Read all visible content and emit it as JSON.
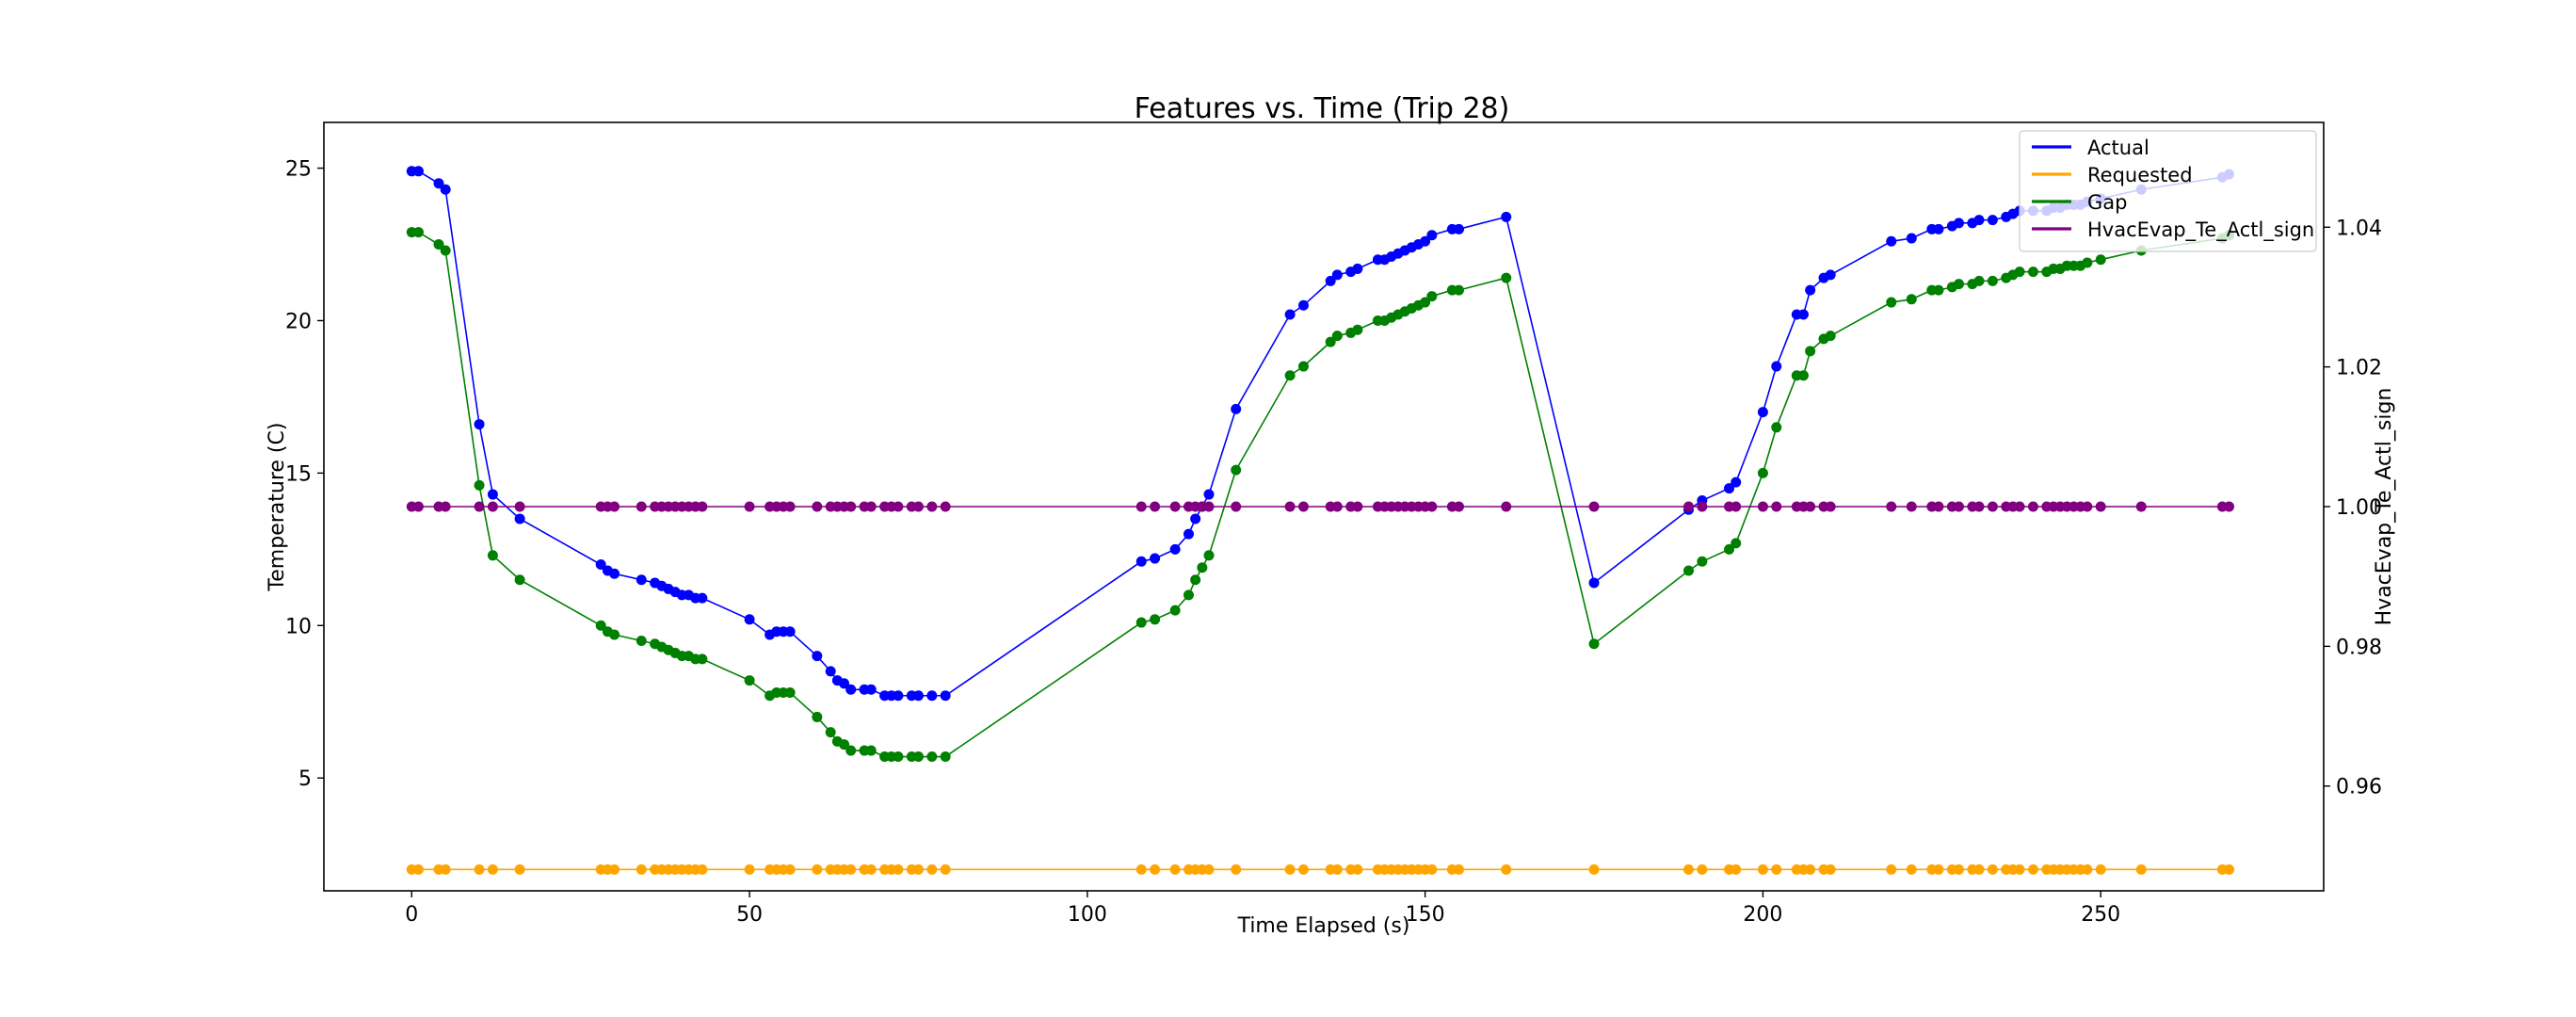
{
  "chart_data": {
    "type": "line",
    "title": "Features vs. Time (Trip 28)",
    "xlabel": "Time Elapsed (s)",
    "ylabel": "Temperature (C)",
    "y2label": "HvacEvap_Te_Actl_sign",
    "xlim": [
      -13,
      283
    ],
    "ylim": [
      1.3,
      26.5
    ],
    "y2lim": [
      0.945,
      1.055
    ],
    "xticks": [
      0,
      50,
      100,
      150,
      200,
      250
    ],
    "yticks": [
      5,
      10,
      15,
      20,
      25
    ],
    "y2ticks": [
      0.96,
      0.98,
      1.0,
      1.02,
      1.04
    ],
    "y2tick_labels": [
      "0.96",
      "0.98",
      "1.00",
      "1.02",
      "1.04"
    ],
    "grid": false,
    "legend_position": "top-right",
    "markers": "circle",
    "x": [
      0,
      1,
      4,
      5,
      10,
      12,
      16,
      28,
      29,
      30,
      34,
      36,
      37,
      38,
      39,
      40,
      41,
      42,
      43,
      50,
      53,
      54,
      55,
      56,
      60,
      62,
      63,
      64,
      65,
      67,
      68,
      70,
      71,
      72,
      74,
      75,
      77,
      79,
      108,
      110,
      113,
      115,
      116,
      117,
      118,
      122,
      130,
      132,
      136,
      137,
      139,
      140,
      143,
      144,
      145,
      146,
      147,
      148,
      149,
      150,
      151,
      154,
      155,
      162,
      175,
      189,
      191,
      195,
      196,
      200,
      202,
      205,
      206,
      207,
      209,
      210,
      219,
      222,
      225,
      226,
      228,
      229,
      231,
      232,
      234,
      236,
      237,
      238,
      240,
      242,
      243,
      244,
      245,
      246,
      247,
      248,
      250,
      256,
      268,
      269
    ],
    "series": [
      {
        "name": "Actual",
        "axis": "left",
        "color": "#0000ff",
        "values": [
          24.9,
          24.9,
          24.5,
          24.3,
          16.6,
          14.3,
          13.5,
          12.0,
          11.8,
          11.7,
          11.5,
          11.4,
          11.3,
          11.2,
          11.1,
          11.0,
          11.0,
          10.9,
          10.9,
          10.2,
          9.7,
          9.8,
          9.8,
          9.8,
          9.0,
          8.5,
          8.2,
          8.1,
          7.9,
          7.9,
          7.9,
          7.7,
          7.7,
          7.7,
          7.7,
          7.7,
          7.7,
          7.7,
          12.1,
          12.2,
          12.5,
          13.0,
          13.5,
          13.9,
          14.3,
          17.1,
          20.2,
          20.5,
          21.3,
          21.5,
          21.6,
          21.7,
          22.0,
          22.0,
          22.1,
          22.2,
          22.3,
          22.4,
          22.5,
          22.6,
          22.8,
          23.0,
          23.0,
          23.4,
          11.4,
          13.8,
          14.1,
          14.5,
          14.7,
          17.0,
          18.5,
          20.2,
          20.2,
          21.0,
          21.4,
          21.5,
          22.6,
          22.7,
          23.0,
          23.0,
          23.1,
          23.2,
          23.2,
          23.3,
          23.3,
          23.4,
          23.5,
          23.6,
          23.6,
          23.6,
          23.7,
          23.7,
          23.8,
          23.8,
          23.8,
          23.9,
          24.0,
          24.3,
          24.7,
          24.8
        ]
      },
      {
        "name": "Requested",
        "axis": "left",
        "color": "#ffa500",
        "values": [
          2.0,
          2.0,
          2.0,
          2.0,
          2.0,
          2.0,
          2.0,
          2.0,
          2.0,
          2.0,
          2.0,
          2.0,
          2.0,
          2.0,
          2.0,
          2.0,
          2.0,
          2.0,
          2.0,
          2.0,
          2.0,
          2.0,
          2.0,
          2.0,
          2.0,
          2.0,
          2.0,
          2.0,
          2.0,
          2.0,
          2.0,
          2.0,
          2.0,
          2.0,
          2.0,
          2.0,
          2.0,
          2.0,
          2.0,
          2.0,
          2.0,
          2.0,
          2.0,
          2.0,
          2.0,
          2.0,
          2.0,
          2.0,
          2.0,
          2.0,
          2.0,
          2.0,
          2.0,
          2.0,
          2.0,
          2.0,
          2.0,
          2.0,
          2.0,
          2.0,
          2.0,
          2.0,
          2.0,
          2.0,
          2.0,
          2.0,
          2.0,
          2.0,
          2.0,
          2.0,
          2.0,
          2.0,
          2.0,
          2.0,
          2.0,
          2.0,
          2.0,
          2.0,
          2.0,
          2.0,
          2.0,
          2.0,
          2.0,
          2.0,
          2.0,
          2.0,
          2.0,
          2.0,
          2.0,
          2.0,
          2.0,
          2.0,
          2.0,
          2.0,
          2.0,
          2.0,
          2.0,
          2.0,
          2.0,
          2.0
        ]
      },
      {
        "name": "Gap",
        "axis": "left",
        "color": "#008000",
        "values": [
          22.9,
          22.9,
          22.5,
          22.3,
          14.6,
          12.3,
          11.5,
          10.0,
          9.8,
          9.7,
          9.5,
          9.4,
          9.3,
          9.2,
          9.1,
          9.0,
          9.0,
          8.9,
          8.9,
          8.2,
          7.7,
          7.8,
          7.8,
          7.8,
          7.0,
          6.5,
          6.2,
          6.1,
          5.9,
          5.9,
          5.9,
          5.7,
          5.7,
          5.7,
          5.7,
          5.7,
          5.7,
          5.7,
          10.1,
          10.2,
          10.5,
          11.0,
          11.5,
          11.9,
          12.3,
          15.1,
          18.2,
          18.5,
          19.3,
          19.5,
          19.6,
          19.7,
          20.0,
          20.0,
          20.1,
          20.2,
          20.3,
          20.4,
          20.5,
          20.6,
          20.8,
          21.0,
          21.0,
          21.4,
          9.4,
          11.8,
          12.1,
          12.5,
          12.7,
          15.0,
          16.5,
          18.2,
          18.2,
          19.0,
          19.4,
          19.5,
          20.6,
          20.7,
          21.0,
          21.0,
          21.1,
          21.2,
          21.2,
          21.3,
          21.3,
          21.4,
          21.5,
          21.6,
          21.6,
          21.6,
          21.7,
          21.7,
          21.8,
          21.8,
          21.8,
          21.9,
          22.0,
          22.3,
          22.7,
          22.8
        ]
      },
      {
        "name": "HvacEvap_Te_Actl_sign",
        "axis": "right",
        "color": "#800080",
        "values": [
          1.0,
          1.0,
          1.0,
          1.0,
          1.0,
          1.0,
          1.0,
          1.0,
          1.0,
          1.0,
          1.0,
          1.0,
          1.0,
          1.0,
          1.0,
          1.0,
          1.0,
          1.0,
          1.0,
          1.0,
          1.0,
          1.0,
          1.0,
          1.0,
          1.0,
          1.0,
          1.0,
          1.0,
          1.0,
          1.0,
          1.0,
          1.0,
          1.0,
          1.0,
          1.0,
          1.0,
          1.0,
          1.0,
          1.0,
          1.0,
          1.0,
          1.0,
          1.0,
          1.0,
          1.0,
          1.0,
          1.0,
          1.0,
          1.0,
          1.0,
          1.0,
          1.0,
          1.0,
          1.0,
          1.0,
          1.0,
          1.0,
          1.0,
          1.0,
          1.0,
          1.0,
          1.0,
          1.0,
          1.0,
          1.0,
          1.0,
          1.0,
          1.0,
          1.0,
          1.0,
          1.0,
          1.0,
          1.0,
          1.0,
          1.0,
          1.0,
          1.0,
          1.0,
          1.0,
          1.0,
          1.0,
          1.0,
          1.0,
          1.0,
          1.0,
          1.0,
          1.0,
          1.0,
          1.0,
          1.0,
          1.0,
          1.0,
          1.0,
          1.0,
          1.0,
          1.0,
          1.0,
          1.0,
          1.0,
          1.0
        ]
      }
    ]
  }
}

# # # #

- **THE REQUEST**
Copy the records above exactly. The pictures are not part of the copy.

- **RESPONSE BELOW**
Read all visible content and emit it as JSON.
{
  "chart_data": {
    "type": "line",
    "title": "Features vs. Time (Trip 28)",
    "xlabel": "Time Elapsed (s)",
    "ylabel": "Temperature (C)",
    "y2label": "HvacEvap_Te_Actl_sign",
    "xlim": [
      -13,
      283
    ],
    "ylim": [
      1.3,
      26.5
    ],
    "y2lim": [
      0.945,
      1.055
    ],
    "xticks": [
      0,
      50,
      100,
      150,
      200,
      250
    ],
    "yticks": [
      5,
      10,
      15,
      20,
      25
    ],
    "y2ticks": [
      0.96,
      0.98,
      1.0,
      1.02,
      1.04
    ],
    "y2tick_labels": [
      "0.96",
      "0.98",
      "1.00",
      "1.02",
      "1.04"
    ],
    "grid": false,
    "legend_position": "top-right",
    "markers": "circle",
    "x": [
      0,
      1,
      4,
      5,
      10,
      12,
      16,
      28,
      29,
      30,
      34,
      36,
      37,
      38,
      39,
      40,
      41,
      42,
      43,
      50,
      53,
      54,
      55,
      56,
      60,
      62,
      63,
      64,
      65,
      67,
      68,
      70,
      71,
      72,
      74,
      75,
      77,
      79,
      108,
      110,
      113,
      115,
      116,
      117,
      118,
      122,
      130,
      132,
      136,
      137,
      139,
      140,
      143,
      144,
      145,
      146,
      147,
      148,
      149,
      150,
      151,
      154,
      155,
      162,
      175,
      189,
      191,
      195,
      196,
      200,
      202,
      205,
      206,
      207,
      209,
      210,
      219,
      222,
      225,
      226,
      228,
      229,
      231,
      232,
      234,
      236,
      237,
      238,
      240,
      242,
      243,
      244,
      245,
      246,
      247,
      248,
      250,
      256,
      268,
      269
    ],
    "series": [
      {
        "name": "Actual",
        "axis": "left",
        "color": "#0000ff",
        "values": [
          24.9,
          24.9,
          24.5,
          24.3,
          16.6,
          14.3,
          13.5,
          12.0,
          11.8,
          11.7,
          11.5,
          11.4,
          11.3,
          11.2,
          11.1,
          11.0,
          11.0,
          10.9,
          10.9,
          10.2,
          9.7,
          9.8,
          9.8,
          9.8,
          9.0,
          8.5,
          8.2,
          8.1,
          7.9,
          7.9,
          7.9,
          7.7,
          7.7,
          7.7,
          7.7,
          7.7,
          7.7,
          7.7,
          12.1,
          12.2,
          12.5,
          13.0,
          13.5,
          13.9,
          14.3,
          17.1,
          20.2,
          20.5,
          21.3,
          21.5,
          21.6,
          21.7,
          22.0,
          22.0,
          22.1,
          22.2,
          22.3,
          22.4,
          22.5,
          22.6,
          22.8,
          23.0,
          23.0,
          23.4,
          11.4,
          13.8,
          14.1,
          14.5,
          14.7,
          17.0,
          18.5,
          20.2,
          20.2,
          21.0,
          21.4,
          21.5,
          22.6,
          22.7,
          23.0,
          23.0,
          23.1,
          23.2,
          23.2,
          23.3,
          23.3,
          23.4,
          23.5,
          23.6,
          23.6,
          23.6,
          23.7,
          23.7,
          23.8,
          23.8,
          23.8,
          23.9,
          24.0,
          24.3,
          24.7,
          24.8
        ]
      },
      {
        "name": "Requested",
        "axis": "left",
        "color": "#ffa500",
        "values": [
          2.0,
          2.0,
          2.0,
          2.0,
          2.0,
          2.0,
          2.0,
          2.0,
          2.0,
          2.0,
          2.0,
          2.0,
          2.0,
          2.0,
          2.0,
          2.0,
          2.0,
          2.0,
          2.0,
          2.0,
          2.0,
          2.0,
          2.0,
          2.0,
          2.0,
          2.0,
          2.0,
          2.0,
          2.0,
          2.0,
          2.0,
          2.0,
          2.0,
          2.0,
          2.0,
          2.0,
          2.0,
          2.0,
          2.0,
          2.0,
          2.0,
          2.0,
          2.0,
          2.0,
          2.0,
          2.0,
          2.0,
          2.0,
          2.0,
          2.0,
          2.0,
          2.0,
          2.0,
          2.0,
          2.0,
          2.0,
          2.0,
          2.0,
          2.0,
          2.0,
          2.0,
          2.0,
          2.0,
          2.0,
          2.0,
          2.0,
          2.0,
          2.0,
          2.0,
          2.0,
          2.0,
          2.0,
          2.0,
          2.0,
          2.0,
          2.0,
          2.0,
          2.0,
          2.0,
          2.0,
          2.0,
          2.0,
          2.0,
          2.0,
          2.0,
          2.0,
          2.0,
          2.0,
          2.0,
          2.0,
          2.0,
          2.0,
          2.0,
          2.0,
          2.0,
          2.0,
          2.0,
          2.0,
          2.0,
          2.0
        ]
      },
      {
        "name": "Gap",
        "axis": "left",
        "color": "#008000",
        "values": [
          22.9,
          22.9,
          22.5,
          22.3,
          14.6,
          12.3,
          11.5,
          10.0,
          9.8,
          9.7,
          9.5,
          9.4,
          9.3,
          9.2,
          9.1,
          9.0,
          9.0,
          8.9,
          8.9,
          8.2,
          7.7,
          7.8,
          7.8,
          7.8,
          7.0,
          6.5,
          6.2,
          6.1,
          5.9,
          5.9,
          5.9,
          5.7,
          5.7,
          5.7,
          5.7,
          5.7,
          5.7,
          5.7,
          10.1,
          10.2,
          10.5,
          11.0,
          11.5,
          11.9,
          12.3,
          15.1,
          18.2,
          18.5,
          19.3,
          19.5,
          19.6,
          19.7,
          20.0,
          20.0,
          20.1,
          20.2,
          20.3,
          20.4,
          20.5,
          20.6,
          20.8,
          21.0,
          21.0,
          21.4,
          9.4,
          11.8,
          12.1,
          12.5,
          12.7,
          15.0,
          16.5,
          18.2,
          18.2,
          19.0,
          19.4,
          19.5,
          20.6,
          20.7,
          21.0,
          21.0,
          21.1,
          21.2,
          21.2,
          21.3,
          21.3,
          21.4,
          21.5,
          21.6,
          21.6,
          21.6,
          21.7,
          21.7,
          21.8,
          21.8,
          21.8,
          21.9,
          22.0,
          22.3,
          22.7,
          22.8
        ]
      },
      {
        "name": "HvacEvap_Te_Actl_sign",
        "axis": "right",
        "color": "#800080",
        "values": [
          1.0,
          1.0,
          1.0,
          1.0,
          1.0,
          1.0,
          1.0,
          1.0,
          1.0,
          1.0,
          1.0,
          1.0,
          1.0,
          1.0,
          1.0,
          1.0,
          1.0,
          1.0,
          1.0,
          1.0,
          1.0,
          1.0,
          1.0,
          1.0,
          1.0,
          1.0,
          1.0,
          1.0,
          1.0,
          1.0,
          1.0,
          1.0,
          1.0,
          1.0,
          1.0,
          1.0,
          1.0,
          1.0,
          1.0,
          1.0,
          1.0,
          1.0,
          1.0,
          1.0,
          1.0,
          1.0,
          1.0,
          1.0,
          1.0,
          1.0,
          1.0,
          1.0,
          1.0,
          1.0,
          1.0,
          1.0,
          1.0,
          1.0,
          1.0,
          1.0,
          1.0,
          1.0,
          1.0,
          1.0,
          1.0,
          1.0,
          1.0,
          1.0,
          1.0,
          1.0,
          1.0,
          1.0,
          1.0,
          1.0,
          1.0,
          1.0,
          1.0,
          1.0,
          1.0,
          1.0,
          1.0,
          1.0,
          1.0,
          1.0,
          1.0,
          1.0,
          1.0,
          1.0,
          1.0,
          1.0,
          1.0,
          1.0,
          1.0,
          1.0,
          1.0,
          1.0,
          1.0,
          1.0,
          1.0,
          1.0
        ]
      }
    ]
  }
}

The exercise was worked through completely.